Written request =
Repeat the listing word for word. No pictures belong in the copy.

··· Material for this exercise ···

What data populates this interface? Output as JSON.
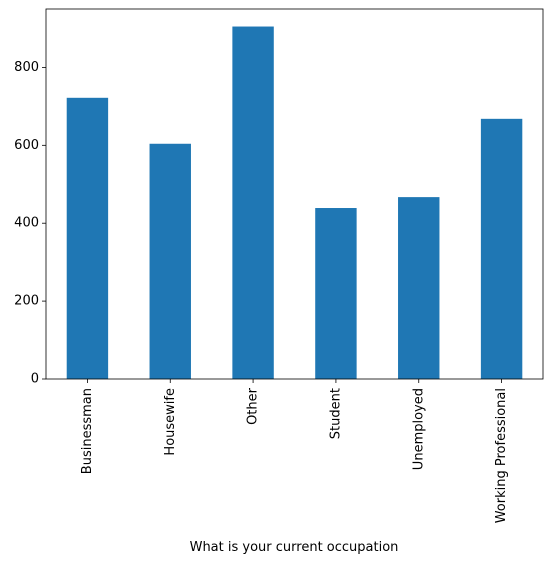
{
  "chart_data": {
    "type": "bar",
    "title": "",
    "xlabel": "What is your current occupation",
    "ylabel": "",
    "categories": [
      "Businessman",
      "Housewife",
      "Other",
      "Student",
      "Unemployed",
      "Working Professional"
    ],
    "values": [
      722,
      604,
      905,
      439,
      467,
      668
    ],
    "ylim": [
      0,
      950
    ],
    "yticks": [
      0,
      200,
      400,
      600,
      800
    ],
    "bar_color": "#1f77b4",
    "grid": false,
    "legend": "none"
  }
}
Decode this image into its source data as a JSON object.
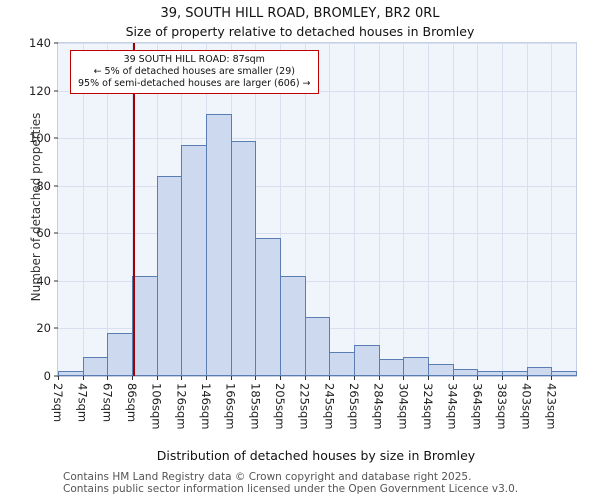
{
  "title": "39, SOUTH HILL ROAD, BROMLEY, BR2 0RL",
  "subtitle": "Size of property relative to detached houses in Bromley",
  "footer": {
    "line1": "Contains HM Land Registry data © Crown copyright and database right 2025.",
    "line2": "Contains public sector information licensed under the Open Government Licence v3.0."
  },
  "chart_data": {
    "type": "bar",
    "title": "39, SOUTH HILL ROAD, BROMLEY, BR2 0RL",
    "subtitle": "Size of property relative to detached houses in Bromley",
    "xlabel": "Distribution of detached houses by size in Bromley",
    "ylabel": "Number of detached properties",
    "categories": [
      "27sqm",
      "47sqm",
      "67sqm",
      "86sqm",
      "106sqm",
      "126sqm",
      "146sqm",
      "166sqm",
      "185sqm",
      "205sqm",
      "225sqm",
      "245sqm",
      "265sqm",
      "284sqm",
      "304sqm",
      "324sqm",
      "344sqm",
      "364sqm",
      "383sqm",
      "403sqm",
      "423sqm"
    ],
    "values": [
      2,
      8,
      18,
      42,
      84,
      97,
      110,
      99,
      58,
      42,
      25,
      10,
      13,
      7,
      8,
      5,
      3,
      2,
      2,
      4,
      2
    ],
    "ylim": [
      0,
      140
    ],
    "y_ticks": [
      0,
      20,
      40,
      60,
      80,
      100,
      120,
      140
    ],
    "grid": "on",
    "bar_fill": "#cdd9ee",
    "bar_edge": "#5a7db3",
    "marker": {
      "value_sqm": 87,
      "color": "#a00000"
    },
    "annotation": [
      "39 SOUTH HILL ROAD: 87sqm",
      "← 5% of detached houses are smaller (29)",
      "95% of semi-detached houses are larger (606) →"
    ]
  }
}
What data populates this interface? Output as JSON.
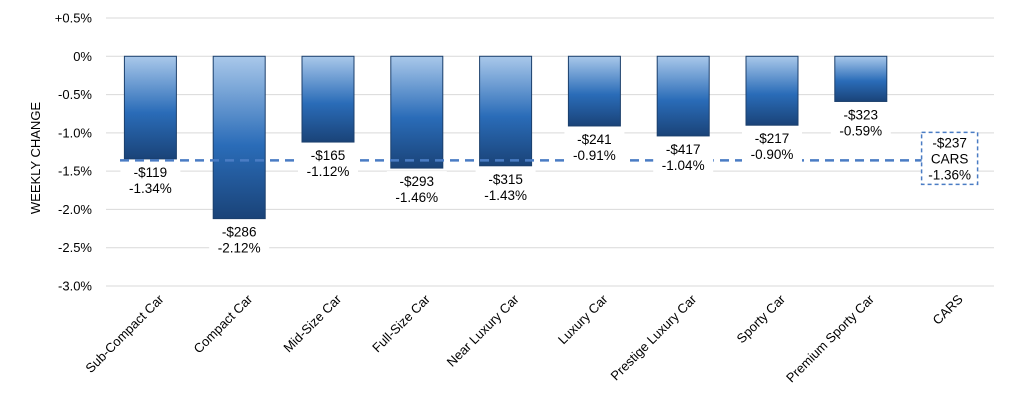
{
  "chart_data": {
    "type": "bar",
    "ylabel": "WEEKLY CHANGE",
    "ylim": [
      -3.0,
      0.5
    ],
    "yticks": [
      0.5,
      0,
      -0.5,
      -1.0,
      -1.5,
      -2.0,
      -2.5,
      -3.0
    ],
    "ytick_labels": [
      "+0.5%",
      "0%",
      "-0.5%",
      "-1.0%",
      "-1.5%",
      "-2.0%",
      "-2.5%",
      "-3.0%"
    ],
    "grid": true,
    "categories": [
      "Sub-Compact Car",
      "Compact Car",
      "Mid-Size Car",
      "Full-Size Car",
      "Near Luxury Car",
      "Luxury Car",
      "Prestige Luxury Car",
      "Sporty Car",
      "Premium Sporty Car",
      "CARS"
    ],
    "values": [
      -1.34,
      -2.12,
      -1.12,
      -1.46,
      -1.43,
      -0.91,
      -1.04,
      -0.9,
      -0.59,
      null
    ],
    "dollar_labels": [
      "-$119",
      "-$286",
      "-$165",
      "-$293",
      "-$315",
      "-$241",
      "-$417",
      "-$217",
      "-$323",
      "-$237"
    ],
    "percent_labels": [
      "-1.34%",
      "-2.12%",
      "-1.12%",
      "-1.46%",
      "-1.43%",
      "-0.91%",
      "-1.04%",
      "-0.90%",
      "-0.59%",
      "-1.36%"
    ],
    "reference_line": {
      "name": "CARS",
      "value": -1.36
    },
    "colors": {
      "bar_top": "#a9c8ea",
      "bar_mid": "#2a6cb8",
      "bar_bottom": "#1a4378",
      "bar_edge": "#1b3f6c",
      "reference": "#4a7cc4",
      "grid": "#d9d9d9"
    }
  }
}
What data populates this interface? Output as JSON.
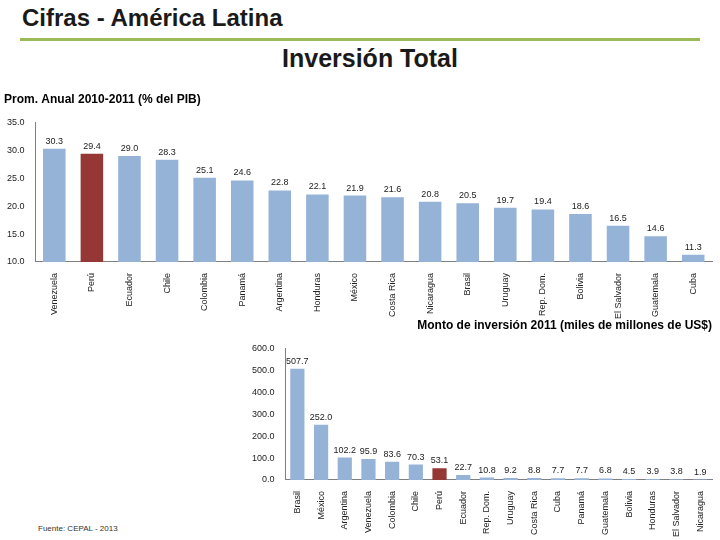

···

Correct output =
What data populates this interface? Output as JSON.
{
  "chart_data": {
    "type": "bar",
    "title": "",
    "xlabel": "What is your current occupation",
    "ylabel": "",
    "categories": [
      "Businessman",
      "Housewife",
      "Other",
      "Student",
      "Unemployed",
      "Working Professional"
    ],
    "values": [
      722,
      604,
      905,
      439,
      467,
      668
    ],
    "ylim": [
      0,
      950
    ],
    "yticks": [
      0,
      200,
      400,
      600,
      800
    ],
    "bar_color": "#1f77b4",
    "grid": false,
    "legend": "none"
  }
}
Decode this image into its source data as a JSON object.
{
  "title": "39, SOUTH HILL ROAD, BROMLEY, BR2 0RL",
  "subtitle": "Size of property relative to detached houses in Bromley",
  "footer": {
    "line1": "Contains HM Land Registry data © Crown copyright and database right 2025.",
    "line2": "Contains public sector information licensed under the Open Government Licence v3.0."
  },
  "chart_data": {
    "type": "bar",
    "title": "39, SOUTH HILL ROAD, BROMLEY, BR2 0RL",
    "subtitle": "Size of property relative to detached houses in Bromley",
    "xlabel": "Distribution of detached houses by size in Bromley",
    "ylabel": "Number of detached properties",
    "categories": [
      "27sqm",
      "47sqm",
      "67sqm",
      "86sqm",
      "106sqm",
      "126sqm",
      "146sqm",
      "166sqm",
      "185sqm",
      "205sqm",
      "225sqm",
      "245sqm",
      "265sqm",
      "284sqm",
      "304sqm",
      "324sqm",
      "344sqm",
      "364sqm",
      "383sqm",
      "403sqm",
      "423sqm"
    ],
    "values": [
      2,
      8,
      18,
      42,
      84,
      97,
      110,
      99,
      58,
      42,
      25,
      10,
      13,
      7,
      8,
      5,
      3,
      2,
      2,
      4,
      2
    ],
    "ylim": [
      0,
      140
    ],
    "y_ticks": [
      0,
      20,
      40,
      60,
      80,
      100,
      120,
      140
    ],
    "grid": "on",
    "bar_fill": "#cdd9ee",
    "bar_edge": "#5a7db3",
    "marker": {
      "value_sqm": 87,
      "color": "#a00000"
    },
    "annotation": [
      "39 SOUTH HILL ROAD: 87sqm",
      "← 5% of detached houses are smaller (29)",
      "95% of semi-detached houses are larger (606) →"
    ]
  }
}
What data populates this interface? Output as JSON.
{
  "chart_data": {
    "type": "bar",
    "ylabel": "WEEKLY CHANGE",
    "ylim": [
      -3.0,
      0.5
    ],
    "yticks": [
      0.5,
      0,
      -0.5,
      -1.0,
      -1.5,
      -2.0,
      -2.5,
      -3.0
    ],
    "ytick_labels": [
      "+0.5%",
      "0%",
      "-0.5%",
      "-1.0%",
      "-1.5%",
      "-2.0%",
      "-2.5%",
      "-3.0%"
    ],
    "grid": true,
    "categories": [
      "Sub-Compact Car",
      "Compact Car",
      "Mid-Size Car",
      "Full-Size Car",
      "Near Luxury Car",
      "Luxury Car",
      "Prestige Luxury Car",
      "Sporty Car",
      "Premium Sporty Car",
      "CARS"
    ],
    "values": [
      -1.34,
      -2.12,
      -1.12,
      -1.46,
      -1.43,
      -0.91,
      -1.04,
      -0.9,
      -0.59,
      null
    ],
    "dollar_labels": [
      "-$119",
      "-$286",
      "-$165",
      "-$293",
      "-$315",
      "-$241",
      "-$417",
      "-$217",
      "-$323",
      "-$237"
    ],
    "percent_labels": [
      "-1.34%",
      "-2.12%",
      "-1.12%",
      "-1.46%",
      "-1.43%",
      "-0.91%",
      "-1.04%",
      "-0.90%",
      "-0.59%",
      "-1.36%"
    ],
    "reference_line": {
      "name": "CARS",
      "value": -1.36
    },
    "colors": {
      "bar_top": "#a9c8ea",
      "bar_mid": "#2a6cb8",
      "bar_bottom": "#1a4378",
      "bar_edge": "#1b3f6c",
      "reference": "#4a7cc4",
      "grid": "#d9d9d9"
    }
  }
}
What data populates this interface? Output as JSON.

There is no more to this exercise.